### [Dataset rows]
>>>>

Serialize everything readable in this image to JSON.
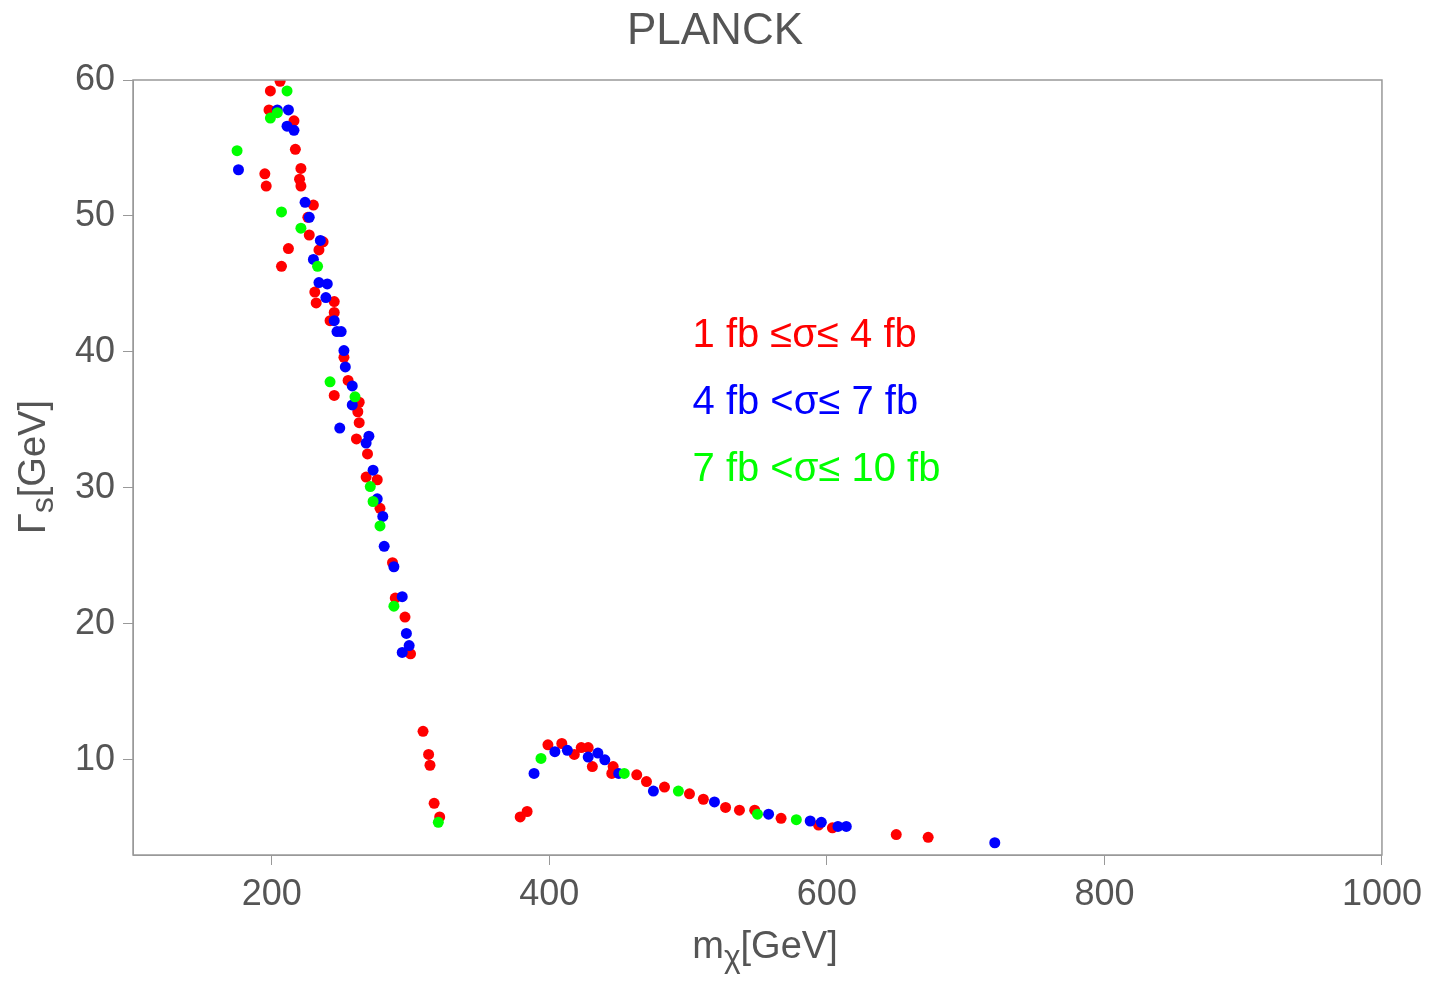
{
  "chart_data": {
    "type": "scatter",
    "title": "PLANCK",
    "xlabel": "m$_{χ}$[GeV]",
    "ylabel": "Γ$_{s}$[GeV]",
    "xlim": [
      100,
      1000
    ],
    "xticks": [
      200,
      400,
      600,
      800,
      1000
    ],
    "ylim": [
      3,
      60
    ],
    "yticks": [
      10,
      20,
      30,
      40,
      50,
      60
    ],
    "grid": false,
    "legend": "right",
    "marker": "circle",
    "series": [
      {
        "name": "1 fb ≤σ≤ 4 fb",
        "color": "#ff0000",
        "x": [
          206,
          199,
          198,
          216,
          217,
          221,
          195,
          220,
          196,
          221,
          230,
          226,
          227,
          237,
          234,
          212,
          207,
          231,
          232,
          245,
          245,
          242,
          252,
          255,
          245,
          263,
          262,
          263,
          261,
          269,
          268,
          276,
          278,
          287,
          289,
          296,
          300,
          309,
          313,
          314,
          317,
          321,
          379,
          384,
          399,
          409,
          418,
          423,
          428,
          431,
          446,
          445,
          463,
          470,
          483,
          501,
          511,
          527,
          537,
          548,
          567,
          594,
          604,
          650,
          673
        ],
        "values": [
          59.9,
          59.2,
          57.8,
          57.0,
          54.9,
          53.5,
          53.1,
          52.7,
          52.2,
          52.2,
          50.8,
          49.9,
          48.6,
          48.1,
          47.5,
          47.6,
          46.3,
          44.4,
          43.6,
          43.7,
          42.9,
          42.3,
          39.6,
          37.9,
          36.8,
          36.3,
          35.6,
          34.8,
          33.6,
          32.5,
          30.8,
          30.6,
          28.5,
          24.5,
          21.9,
          20.5,
          17.8,
          12.1,
          10.4,
          9.6,
          6.8,
          5.8,
          5.8,
          6.2,
          11.1,
          11.2,
          10.4,
          10.9,
          10.9,
          9.5,
          9.5,
          9.0,
          8.9,
          8.4,
          8.0,
          7.5,
          7.1,
          6.5,
          6.3,
          6.3,
          5.7,
          5.2,
          5.0,
          4.5,
          4.3
        ]
      },
      {
        "name": "4 fb <σ≤ 7 fb",
        "color": "#0000ff",
        "x": [
          204,
          212,
          211,
          216,
          176,
          224,
          227,
          235,
          230,
          234,
          240,
          239,
          245,
          247,
          250,
          252,
          253,
          258,
          258,
          249,
          270,
          268,
          273,
          276,
          280,
          281,
          288,
          294,
          297,
          299,
          294,
          389,
          404,
          413,
          428,
          435,
          440,
          450,
          475,
          519,
          558,
          588,
          596,
          608,
          614,
          721
        ],
        "values": [
          57.8,
          57.8,
          56.6,
          56.3,
          53.4,
          51.0,
          49.9,
          48.2,
          46.8,
          45.1,
          45.0,
          44.0,
          42.3,
          41.5,
          41.5,
          40.1,
          38.9,
          37.5,
          36.1,
          34.4,
          33.8,
          33.3,
          31.3,
          29.2,
          27.9,
          25.7,
          24.2,
          22.0,
          19.3,
          18.4,
          17.9,
          9.0,
          10.6,
          10.7,
          10.2,
          10.5,
          10.0,
          9.0,
          7.7,
          6.9,
          6.0,
          5.5,
          5.4,
          5.1,
          5.1,
          3.9
        ]
      },
      {
        "name": "7 fb <σ≤ 10 fb",
        "color": "#00ff00",
        "x": [
          211,
          204,
          199,
          175,
          207,
          221,
          233,
          242,
          260,
          271,
          273,
          278,
          288,
          320,
          394,
          454,
          493,
          550,
          578
        ],
        "values": [
          59.2,
          57.6,
          57.2,
          54.8,
          50.3,
          49.1,
          46.3,
          37.8,
          36.7,
          30.1,
          29.0,
          27.2,
          21.3,
          5.4,
          10.1,
          9.0,
          7.7,
          6.0,
          5.6
        ]
      }
    ]
  }
}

<<<<

### [What you are asked to do]
Repeat the material above word for word and skip every image in it.

### [Output for this task]
Serialize everything readable in this image to JSON.
{
  "chart_data": {
    "type": "scatter",
    "title": "PLANCK",
    "xlabel": "m$_{χ}$[GeV]",
    "ylabel": "Γ$_{s}$[GeV]",
    "xlim": [
      100,
      1000
    ],
    "xticks": [
      200,
      400,
      600,
      800,
      1000
    ],
    "ylim": [
      3,
      60
    ],
    "yticks": [
      10,
      20,
      30,
      40,
      50,
      60
    ],
    "grid": false,
    "legend": "right",
    "marker": "circle",
    "series": [
      {
        "name": "1 fb ≤σ≤ 4 fb",
        "color": "#ff0000",
        "x": [
          206,
          199,
          198,
          216,
          217,
          221,
          195,
          220,
          196,
          221,
          230,
          226,
          227,
          237,
          234,
          212,
          207,
          231,
          232,
          245,
          245,
          242,
          252,
          255,
          245,
          263,
          262,
          263,
          261,
          269,
          268,
          276,
          278,
          287,
          289,
          296,
          300,
          309,
          313,
          314,
          317,
          321,
          379,
          384,
          399,
          409,
          418,
          423,
          428,
          431,
          446,
          445,
          463,
          470,
          483,
          501,
          511,
          527,
          537,
          548,
          567,
          594,
          604,
          650,
          673
        ],
        "values": [
          59.9,
          59.2,
          57.8,
          57.0,
          54.9,
          53.5,
          53.1,
          52.7,
          52.2,
          52.2,
          50.8,
          49.9,
          48.6,
          48.1,
          47.5,
          47.6,
          46.3,
          44.4,
          43.6,
          43.7,
          42.9,
          42.3,
          39.6,
          37.9,
          36.8,
          36.3,
          35.6,
          34.8,
          33.6,
          32.5,
          30.8,
          30.6,
          28.5,
          24.5,
          21.9,
          20.5,
          17.8,
          12.1,
          10.4,
          9.6,
          6.8,
          5.8,
          5.8,
          6.2,
          11.1,
          11.2,
          10.4,
          10.9,
          10.9,
          9.5,
          9.5,
          9.0,
          8.9,
          8.4,
          8.0,
          7.5,
          7.1,
          6.5,
          6.3,
          6.3,
          5.7,
          5.2,
          5.0,
          4.5,
          4.3
        ]
      },
      {
        "name": "4 fb <σ≤ 7 fb",
        "color": "#0000ff",
        "x": [
          204,
          212,
          211,
          216,
          176,
          224,
          227,
          235,
          230,
          234,
          240,
          239,
          245,
          247,
          250,
          252,
          253,
          258,
          258,
          249,
          270,
          268,
          273,
          276,
          280,
          281,
          288,
          294,
          297,
          299,
          294,
          389,
          404,
          413,
          428,
          435,
          440,
          450,
          475,
          519,
          558,
          588,
          596,
          608,
          614,
          721
        ],
        "values": [
          57.8,
          57.8,
          56.6,
          56.3,
          53.4,
          51.0,
          49.9,
          48.2,
          46.8,
          45.1,
          45.0,
          44.0,
          42.3,
          41.5,
          41.5,
          40.1,
          38.9,
          37.5,
          36.1,
          34.4,
          33.8,
          33.3,
          31.3,
          29.2,
          27.9,
          25.7,
          24.2,
          22.0,
          19.3,
          18.4,
          17.9,
          9.0,
          10.6,
          10.7,
          10.2,
          10.5,
          10.0,
          9.0,
          7.7,
          6.9,
          6.0,
          5.5,
          5.4,
          5.1,
          5.1,
          3.9
        ]
      },
      {
        "name": "7 fb <σ≤ 10 fb",
        "color": "#00ff00",
        "x": [
          211,
          204,
          199,
          175,
          207,
          221,
          233,
          242,
          260,
          271,
          273,
          278,
          288,
          320,
          394,
          454,
          493,
          550,
          578
        ],
        "values": [
          59.2,
          57.6,
          57.2,
          54.8,
          50.3,
          49.1,
          46.3,
          37.8,
          36.7,
          30.1,
          29.0,
          27.2,
          21.3,
          5.4,
          10.1,
          9.0,
          7.7,
          6.0,
          5.6
        ]
      }
    ]
  }
}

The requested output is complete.